Dataset records =>
--
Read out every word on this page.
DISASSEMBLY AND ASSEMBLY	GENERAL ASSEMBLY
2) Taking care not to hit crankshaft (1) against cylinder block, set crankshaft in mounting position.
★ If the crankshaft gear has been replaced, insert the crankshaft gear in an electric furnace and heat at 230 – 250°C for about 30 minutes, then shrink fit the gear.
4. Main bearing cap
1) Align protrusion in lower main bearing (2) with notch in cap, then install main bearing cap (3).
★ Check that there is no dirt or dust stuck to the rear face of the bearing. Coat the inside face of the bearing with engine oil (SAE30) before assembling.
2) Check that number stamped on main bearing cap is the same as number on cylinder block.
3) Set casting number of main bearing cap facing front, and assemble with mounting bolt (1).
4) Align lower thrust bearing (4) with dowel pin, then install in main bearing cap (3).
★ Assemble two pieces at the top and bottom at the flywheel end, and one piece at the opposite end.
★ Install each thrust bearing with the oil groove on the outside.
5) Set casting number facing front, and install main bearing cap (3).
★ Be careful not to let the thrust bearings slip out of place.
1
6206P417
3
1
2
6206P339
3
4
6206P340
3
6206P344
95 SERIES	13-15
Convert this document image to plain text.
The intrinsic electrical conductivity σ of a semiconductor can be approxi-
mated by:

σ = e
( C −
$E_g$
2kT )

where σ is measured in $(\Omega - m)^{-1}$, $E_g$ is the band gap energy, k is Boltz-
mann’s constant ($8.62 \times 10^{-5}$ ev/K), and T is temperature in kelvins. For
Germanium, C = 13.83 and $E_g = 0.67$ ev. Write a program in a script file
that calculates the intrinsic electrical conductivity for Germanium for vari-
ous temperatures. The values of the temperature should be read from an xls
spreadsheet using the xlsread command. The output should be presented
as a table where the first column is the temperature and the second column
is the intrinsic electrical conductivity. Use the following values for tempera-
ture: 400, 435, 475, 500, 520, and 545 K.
--
Required work =>
Gather all lines where the word "cylinder" appears.

Response =>
2) Taking care not to hit crankshaft (1) against cylinder block, set crankshaft in mounting position.
2) Check that number stamped on main bearing cap is the same as number on cylinder block.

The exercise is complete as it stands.